== Problem description ==
Copy all of the records below verbatim.

-------

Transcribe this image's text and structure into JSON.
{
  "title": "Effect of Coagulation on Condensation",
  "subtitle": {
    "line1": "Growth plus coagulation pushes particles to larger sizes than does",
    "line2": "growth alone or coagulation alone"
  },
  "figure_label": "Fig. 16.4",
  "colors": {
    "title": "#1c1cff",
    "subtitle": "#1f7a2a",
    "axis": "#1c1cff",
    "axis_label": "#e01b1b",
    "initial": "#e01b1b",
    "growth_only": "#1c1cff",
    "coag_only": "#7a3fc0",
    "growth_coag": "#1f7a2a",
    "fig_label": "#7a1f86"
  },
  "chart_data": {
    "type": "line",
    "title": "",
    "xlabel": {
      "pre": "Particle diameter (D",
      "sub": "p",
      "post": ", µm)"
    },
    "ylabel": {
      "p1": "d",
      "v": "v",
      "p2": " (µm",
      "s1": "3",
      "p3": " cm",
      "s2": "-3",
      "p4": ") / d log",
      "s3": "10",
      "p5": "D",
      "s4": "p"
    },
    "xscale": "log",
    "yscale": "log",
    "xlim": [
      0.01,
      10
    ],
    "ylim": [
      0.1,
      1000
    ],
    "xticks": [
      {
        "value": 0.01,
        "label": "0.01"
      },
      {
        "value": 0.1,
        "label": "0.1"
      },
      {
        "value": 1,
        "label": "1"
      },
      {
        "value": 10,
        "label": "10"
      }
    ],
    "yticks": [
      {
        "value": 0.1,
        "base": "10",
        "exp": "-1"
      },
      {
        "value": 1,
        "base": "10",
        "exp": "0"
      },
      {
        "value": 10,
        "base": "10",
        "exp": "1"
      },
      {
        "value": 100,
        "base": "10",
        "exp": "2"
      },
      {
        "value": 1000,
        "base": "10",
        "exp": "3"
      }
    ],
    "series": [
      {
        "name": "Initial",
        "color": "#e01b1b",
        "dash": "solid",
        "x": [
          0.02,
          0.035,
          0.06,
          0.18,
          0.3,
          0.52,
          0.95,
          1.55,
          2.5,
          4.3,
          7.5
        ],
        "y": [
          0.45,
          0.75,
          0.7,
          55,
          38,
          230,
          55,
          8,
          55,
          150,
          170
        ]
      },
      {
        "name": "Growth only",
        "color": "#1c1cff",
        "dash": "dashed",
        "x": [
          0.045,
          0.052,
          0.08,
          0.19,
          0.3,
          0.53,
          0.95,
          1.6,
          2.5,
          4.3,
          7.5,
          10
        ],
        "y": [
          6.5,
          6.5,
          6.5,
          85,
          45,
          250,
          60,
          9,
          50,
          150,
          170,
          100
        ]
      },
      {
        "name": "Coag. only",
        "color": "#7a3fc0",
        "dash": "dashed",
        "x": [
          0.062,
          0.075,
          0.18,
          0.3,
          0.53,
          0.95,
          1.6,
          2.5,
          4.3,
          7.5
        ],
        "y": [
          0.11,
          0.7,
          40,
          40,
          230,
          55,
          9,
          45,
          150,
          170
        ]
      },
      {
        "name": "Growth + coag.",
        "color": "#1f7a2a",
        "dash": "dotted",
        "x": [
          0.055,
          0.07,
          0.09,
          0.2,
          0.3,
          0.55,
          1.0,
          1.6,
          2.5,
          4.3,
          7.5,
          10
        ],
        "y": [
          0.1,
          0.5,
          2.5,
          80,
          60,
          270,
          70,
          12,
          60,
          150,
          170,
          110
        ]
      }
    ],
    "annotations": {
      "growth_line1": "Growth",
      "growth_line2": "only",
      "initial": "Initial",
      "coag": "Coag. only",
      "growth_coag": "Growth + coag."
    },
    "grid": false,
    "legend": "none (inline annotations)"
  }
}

-------

== Task result ==
Transcribe this image's text and structure into JSON.
{
  "title": "Effect of Coagulation on Condensation",
  "subtitle": {
    "line1": "Growth plus coagulation pushes particles to larger sizes than does",
    "line2": "growth alone or coagulation alone"
  },
  "figure_label": "Fig. 16.4",
  "colors": {
    "title": "#1c1cff",
    "subtitle": "#1f7a2a",
    "axis": "#1c1cff",
    "axis_label": "#e01b1b",
    "initial": "#e01b1b",
    "growth_only": "#1c1cff",
    "coag_only": "#7a3fc0",
    "growth_coag": "#1f7a2a",
    "fig_label": "#7a1f86"
  },
  "chart_data": {
    "type": "line",
    "title": "",
    "xlabel": {
      "pre": "Particle diameter (D",
      "sub": "p",
      "post": ", µm)"
    },
    "ylabel": {
      "p1": "d",
      "v": "v",
      "p2": " (µm",
      "s1": "3",
      "p3": " cm",
      "s2": "-3",
      "p4": ") / d log",
      "s3": "10",
      "p5": "D",
      "s4": "p"
    },
    "xscale": "log",
    "yscale": "log",
    "xlim": [
      0.01,
      10
    ],
    "ylim": [
      0.1,
      1000
    ],
    "xticks": [
      {
        "value": 0.01,
        "label": "0.01"
      },
      {
        "value": 0.1,
        "label": "0.1"
      },
      {
        "value": 1,
        "label": "1"
      },
      {
        "value": 10,
        "label": "10"
      }
    ],
    "yticks": [
      {
        "value": 0.1,
        "base": "10",
        "exp": "-1"
      },
      {
        "value": 1,
        "base": "10",
        "exp": "0"
      },
      {
        "value": 10,
        "base": "10",
        "exp": "1"
      },
      {
        "value": 100,
        "base": "10",
        "exp": "2"
      },
      {
        "value": 1000,
        "base": "10",
        "exp": "3"
      }
    ],
    "series": [
      {
        "name": "Initial",
        "color": "#e01b1b",
        "dash": "solid",
        "x": [
          0.02,
          0.035,
          0.06,
          0.18,
          0.3,
          0.52,
          0.95,
          1.55,
          2.5,
          4.3,
          7.5
        ],
        "y": [
          0.45,
          0.75,
          0.7,
          55,
          38,
          230,
          55,
          8,
          55,
          150,
          170
        ]
      },
      {
        "name": "Growth only",
        "color": "#1c1cff",
        "dash": "dashed",
        "x": [
          0.045,
          0.052,
          0.08,
          0.19,
          0.3,
          0.53,
          0.95,
          1.6,
          2.5,
          4.3,
          7.5,
          10
        ],
        "y": [
          6.5,
          6.5,
          6.5,
          85,
          45,
          250,
          60,
          9,
          50,
          150,
          170,
          100
        ]
      },
      {
        "name": "Coag. only",
        "color": "#7a3fc0",
        "dash": "dashed",
        "x": [
          0.062,
          0.075,
          0.18,
          0.3,
          0.53,
          0.95,
          1.6,
          2.5,
          4.3,
          7.5
        ],
        "y": [
          0.11,
          0.7,
          40,
          40,
          230,
          55,
          9,
          45,
          150,
          170
        ]
      },
      {
        "name": "Growth + coag.",
        "color": "#1f7a2a",
        "dash": "dotted",
        "x": [
          0.055,
          0.07,
          0.09,
          0.2,
          0.3,
          0.55,
          1.0,
          1.6,
          2.5,
          4.3,
          7.5,
          10
        ],
        "y": [
          0.1,
          0.5,
          2.5,
          80,
          60,
          270,
          70,
          12,
          60,
          150,
          170,
          110
        ]
      }
    ],
    "annotations": {
      "growth_line1": "Growth",
      "growth_line2": "only",
      "initial": "Initial",
      "coag": "Coag. only",
      "growth_coag": "Growth + coag."
    },
    "grid": false,
    "legend": "none (inline annotations)"
  }
}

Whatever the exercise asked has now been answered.